[Dataset items]
%%

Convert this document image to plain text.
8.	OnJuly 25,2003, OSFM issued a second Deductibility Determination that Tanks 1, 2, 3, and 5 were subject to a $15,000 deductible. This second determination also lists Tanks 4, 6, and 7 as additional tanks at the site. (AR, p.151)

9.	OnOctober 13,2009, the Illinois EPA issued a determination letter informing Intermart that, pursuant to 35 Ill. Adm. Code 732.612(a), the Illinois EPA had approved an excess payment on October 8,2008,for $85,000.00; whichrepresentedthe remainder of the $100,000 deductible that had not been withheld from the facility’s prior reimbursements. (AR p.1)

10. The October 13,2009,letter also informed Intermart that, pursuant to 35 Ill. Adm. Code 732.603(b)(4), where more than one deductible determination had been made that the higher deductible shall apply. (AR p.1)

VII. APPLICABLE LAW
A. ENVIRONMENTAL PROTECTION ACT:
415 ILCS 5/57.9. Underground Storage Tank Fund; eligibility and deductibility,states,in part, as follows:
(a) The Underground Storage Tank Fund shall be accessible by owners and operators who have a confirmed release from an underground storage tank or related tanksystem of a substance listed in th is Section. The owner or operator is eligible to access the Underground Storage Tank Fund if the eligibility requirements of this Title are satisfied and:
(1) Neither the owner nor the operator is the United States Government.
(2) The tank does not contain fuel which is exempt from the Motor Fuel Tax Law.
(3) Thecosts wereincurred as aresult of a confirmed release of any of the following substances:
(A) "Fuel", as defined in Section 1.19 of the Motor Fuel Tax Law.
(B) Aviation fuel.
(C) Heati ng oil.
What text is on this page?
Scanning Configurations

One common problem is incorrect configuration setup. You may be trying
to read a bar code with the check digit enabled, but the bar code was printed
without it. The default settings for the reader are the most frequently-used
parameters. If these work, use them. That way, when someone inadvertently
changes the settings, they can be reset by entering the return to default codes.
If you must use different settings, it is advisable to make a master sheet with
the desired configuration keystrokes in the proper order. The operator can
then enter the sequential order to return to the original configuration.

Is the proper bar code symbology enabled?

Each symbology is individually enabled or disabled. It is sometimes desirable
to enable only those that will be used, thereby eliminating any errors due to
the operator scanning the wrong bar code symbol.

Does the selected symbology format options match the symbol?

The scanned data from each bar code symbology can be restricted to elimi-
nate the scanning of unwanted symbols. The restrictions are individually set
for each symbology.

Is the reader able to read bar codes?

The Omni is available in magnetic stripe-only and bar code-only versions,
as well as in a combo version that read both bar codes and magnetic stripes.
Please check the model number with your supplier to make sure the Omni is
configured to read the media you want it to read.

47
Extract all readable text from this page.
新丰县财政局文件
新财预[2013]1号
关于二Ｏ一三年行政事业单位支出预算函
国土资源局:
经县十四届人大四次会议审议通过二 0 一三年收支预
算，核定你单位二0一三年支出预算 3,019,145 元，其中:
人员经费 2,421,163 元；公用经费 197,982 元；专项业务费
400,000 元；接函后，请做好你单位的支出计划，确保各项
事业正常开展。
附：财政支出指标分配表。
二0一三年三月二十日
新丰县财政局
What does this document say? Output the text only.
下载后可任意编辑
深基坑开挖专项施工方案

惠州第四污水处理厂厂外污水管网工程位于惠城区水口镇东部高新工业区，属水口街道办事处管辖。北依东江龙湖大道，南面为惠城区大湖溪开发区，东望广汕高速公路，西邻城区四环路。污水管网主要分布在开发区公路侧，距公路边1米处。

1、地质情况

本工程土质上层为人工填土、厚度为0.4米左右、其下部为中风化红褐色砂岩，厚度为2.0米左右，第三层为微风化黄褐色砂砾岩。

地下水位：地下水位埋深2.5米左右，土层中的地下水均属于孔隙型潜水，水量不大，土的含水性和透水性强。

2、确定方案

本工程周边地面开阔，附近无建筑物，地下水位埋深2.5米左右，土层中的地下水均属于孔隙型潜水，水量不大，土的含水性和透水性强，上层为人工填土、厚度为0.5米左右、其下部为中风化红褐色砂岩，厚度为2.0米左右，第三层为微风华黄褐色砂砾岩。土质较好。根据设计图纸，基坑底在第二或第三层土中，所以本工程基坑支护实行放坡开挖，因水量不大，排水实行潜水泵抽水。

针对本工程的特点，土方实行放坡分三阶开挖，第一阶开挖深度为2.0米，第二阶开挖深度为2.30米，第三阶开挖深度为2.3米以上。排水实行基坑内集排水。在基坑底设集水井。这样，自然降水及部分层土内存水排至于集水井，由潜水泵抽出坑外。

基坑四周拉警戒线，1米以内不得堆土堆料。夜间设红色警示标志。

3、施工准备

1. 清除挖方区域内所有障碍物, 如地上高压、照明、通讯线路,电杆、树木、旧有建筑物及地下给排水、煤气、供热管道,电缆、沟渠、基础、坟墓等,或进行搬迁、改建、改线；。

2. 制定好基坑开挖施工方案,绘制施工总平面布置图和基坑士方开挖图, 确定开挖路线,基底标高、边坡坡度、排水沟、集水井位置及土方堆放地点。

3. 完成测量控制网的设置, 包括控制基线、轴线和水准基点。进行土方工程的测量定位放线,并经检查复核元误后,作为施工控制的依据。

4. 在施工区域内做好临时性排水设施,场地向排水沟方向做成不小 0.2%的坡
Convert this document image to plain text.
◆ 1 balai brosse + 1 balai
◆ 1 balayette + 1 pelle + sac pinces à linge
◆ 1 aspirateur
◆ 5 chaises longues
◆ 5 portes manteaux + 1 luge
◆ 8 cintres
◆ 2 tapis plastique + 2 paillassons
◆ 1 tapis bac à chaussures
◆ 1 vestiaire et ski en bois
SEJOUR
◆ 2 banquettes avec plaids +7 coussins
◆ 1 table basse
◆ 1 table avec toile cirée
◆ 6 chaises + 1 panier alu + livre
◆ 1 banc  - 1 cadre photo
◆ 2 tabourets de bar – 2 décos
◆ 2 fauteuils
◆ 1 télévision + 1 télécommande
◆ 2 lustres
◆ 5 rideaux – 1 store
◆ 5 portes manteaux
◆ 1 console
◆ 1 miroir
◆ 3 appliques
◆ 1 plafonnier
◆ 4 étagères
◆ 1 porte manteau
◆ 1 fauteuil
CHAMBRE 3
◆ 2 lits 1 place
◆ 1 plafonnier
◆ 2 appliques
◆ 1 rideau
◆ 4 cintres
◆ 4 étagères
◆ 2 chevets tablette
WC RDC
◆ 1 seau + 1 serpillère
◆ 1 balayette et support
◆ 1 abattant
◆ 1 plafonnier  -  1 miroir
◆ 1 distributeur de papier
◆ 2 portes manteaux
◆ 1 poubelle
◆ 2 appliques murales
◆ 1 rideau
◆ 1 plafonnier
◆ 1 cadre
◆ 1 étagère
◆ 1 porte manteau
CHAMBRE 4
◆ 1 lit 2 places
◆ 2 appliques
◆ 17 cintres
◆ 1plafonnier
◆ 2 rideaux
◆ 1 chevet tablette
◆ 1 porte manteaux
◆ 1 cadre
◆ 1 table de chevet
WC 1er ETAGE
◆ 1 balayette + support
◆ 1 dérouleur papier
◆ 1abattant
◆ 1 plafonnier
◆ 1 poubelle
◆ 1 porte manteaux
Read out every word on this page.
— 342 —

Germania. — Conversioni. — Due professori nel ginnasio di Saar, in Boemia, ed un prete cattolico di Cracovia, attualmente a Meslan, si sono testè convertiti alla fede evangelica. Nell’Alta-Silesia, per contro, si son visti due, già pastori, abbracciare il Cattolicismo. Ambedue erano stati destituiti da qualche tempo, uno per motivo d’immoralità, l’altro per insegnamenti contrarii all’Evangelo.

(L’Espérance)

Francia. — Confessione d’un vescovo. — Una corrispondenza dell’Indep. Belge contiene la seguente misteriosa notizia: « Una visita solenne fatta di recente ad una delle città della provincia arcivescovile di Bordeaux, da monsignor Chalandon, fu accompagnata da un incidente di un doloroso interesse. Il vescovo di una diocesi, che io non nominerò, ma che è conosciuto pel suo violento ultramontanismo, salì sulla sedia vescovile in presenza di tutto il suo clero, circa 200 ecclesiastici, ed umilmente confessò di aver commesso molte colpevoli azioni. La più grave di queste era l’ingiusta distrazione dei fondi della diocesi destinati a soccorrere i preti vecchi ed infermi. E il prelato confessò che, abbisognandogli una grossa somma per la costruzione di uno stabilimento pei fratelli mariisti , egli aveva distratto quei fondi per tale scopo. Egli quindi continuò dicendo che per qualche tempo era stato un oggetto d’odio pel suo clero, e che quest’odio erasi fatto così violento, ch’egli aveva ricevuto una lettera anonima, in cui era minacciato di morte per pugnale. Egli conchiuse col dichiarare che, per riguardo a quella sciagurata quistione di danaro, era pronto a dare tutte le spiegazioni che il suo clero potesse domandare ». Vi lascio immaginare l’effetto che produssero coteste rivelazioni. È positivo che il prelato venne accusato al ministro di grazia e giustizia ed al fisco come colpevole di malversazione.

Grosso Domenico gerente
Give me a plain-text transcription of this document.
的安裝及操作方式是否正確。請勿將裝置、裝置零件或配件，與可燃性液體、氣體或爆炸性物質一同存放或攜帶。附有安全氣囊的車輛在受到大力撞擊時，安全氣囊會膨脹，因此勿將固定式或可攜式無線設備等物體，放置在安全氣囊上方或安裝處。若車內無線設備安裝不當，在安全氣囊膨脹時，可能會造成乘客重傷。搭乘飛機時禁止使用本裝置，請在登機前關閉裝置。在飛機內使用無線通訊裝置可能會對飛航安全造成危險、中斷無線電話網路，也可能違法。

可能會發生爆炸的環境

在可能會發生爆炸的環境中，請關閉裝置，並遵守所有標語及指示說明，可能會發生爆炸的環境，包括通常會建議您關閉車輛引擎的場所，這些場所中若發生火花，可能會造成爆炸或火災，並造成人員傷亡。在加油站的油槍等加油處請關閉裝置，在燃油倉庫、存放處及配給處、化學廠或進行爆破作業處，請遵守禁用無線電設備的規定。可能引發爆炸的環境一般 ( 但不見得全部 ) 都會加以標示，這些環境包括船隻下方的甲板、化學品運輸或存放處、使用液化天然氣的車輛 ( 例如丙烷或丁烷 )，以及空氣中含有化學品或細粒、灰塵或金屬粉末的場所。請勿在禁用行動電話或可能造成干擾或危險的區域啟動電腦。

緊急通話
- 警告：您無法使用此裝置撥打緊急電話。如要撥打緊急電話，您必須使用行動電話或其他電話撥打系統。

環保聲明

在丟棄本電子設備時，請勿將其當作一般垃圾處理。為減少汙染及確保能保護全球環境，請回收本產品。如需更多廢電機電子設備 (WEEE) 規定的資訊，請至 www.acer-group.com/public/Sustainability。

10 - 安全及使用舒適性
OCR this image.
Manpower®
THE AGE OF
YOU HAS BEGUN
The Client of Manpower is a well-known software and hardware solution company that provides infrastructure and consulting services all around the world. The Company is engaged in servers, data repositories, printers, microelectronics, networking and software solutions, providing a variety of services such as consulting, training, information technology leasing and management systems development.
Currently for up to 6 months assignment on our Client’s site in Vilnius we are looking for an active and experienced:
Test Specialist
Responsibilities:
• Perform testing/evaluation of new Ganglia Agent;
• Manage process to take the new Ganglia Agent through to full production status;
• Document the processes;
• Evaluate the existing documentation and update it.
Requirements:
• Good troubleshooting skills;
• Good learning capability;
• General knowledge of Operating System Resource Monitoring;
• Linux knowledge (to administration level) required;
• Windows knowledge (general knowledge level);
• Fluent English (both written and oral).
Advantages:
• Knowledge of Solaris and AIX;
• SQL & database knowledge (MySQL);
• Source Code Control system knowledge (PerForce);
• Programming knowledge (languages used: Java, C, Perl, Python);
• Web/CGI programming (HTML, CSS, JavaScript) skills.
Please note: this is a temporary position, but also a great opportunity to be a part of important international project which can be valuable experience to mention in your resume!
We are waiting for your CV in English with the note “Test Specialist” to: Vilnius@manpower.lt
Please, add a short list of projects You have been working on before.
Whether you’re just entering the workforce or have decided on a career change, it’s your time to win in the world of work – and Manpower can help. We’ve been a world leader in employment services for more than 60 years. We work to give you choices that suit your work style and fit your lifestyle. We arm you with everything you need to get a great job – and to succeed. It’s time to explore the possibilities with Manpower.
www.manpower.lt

%%

**Directive**:
List every line from the entries above in which "manteaux" appears.

**Worked solution**:
◆ 5 portes manteaux + 1 luge
◆ 5 portes manteaux
◆ 2 portes manteaux
◆ 1 porte manteaux
◆ 1 porte manteaux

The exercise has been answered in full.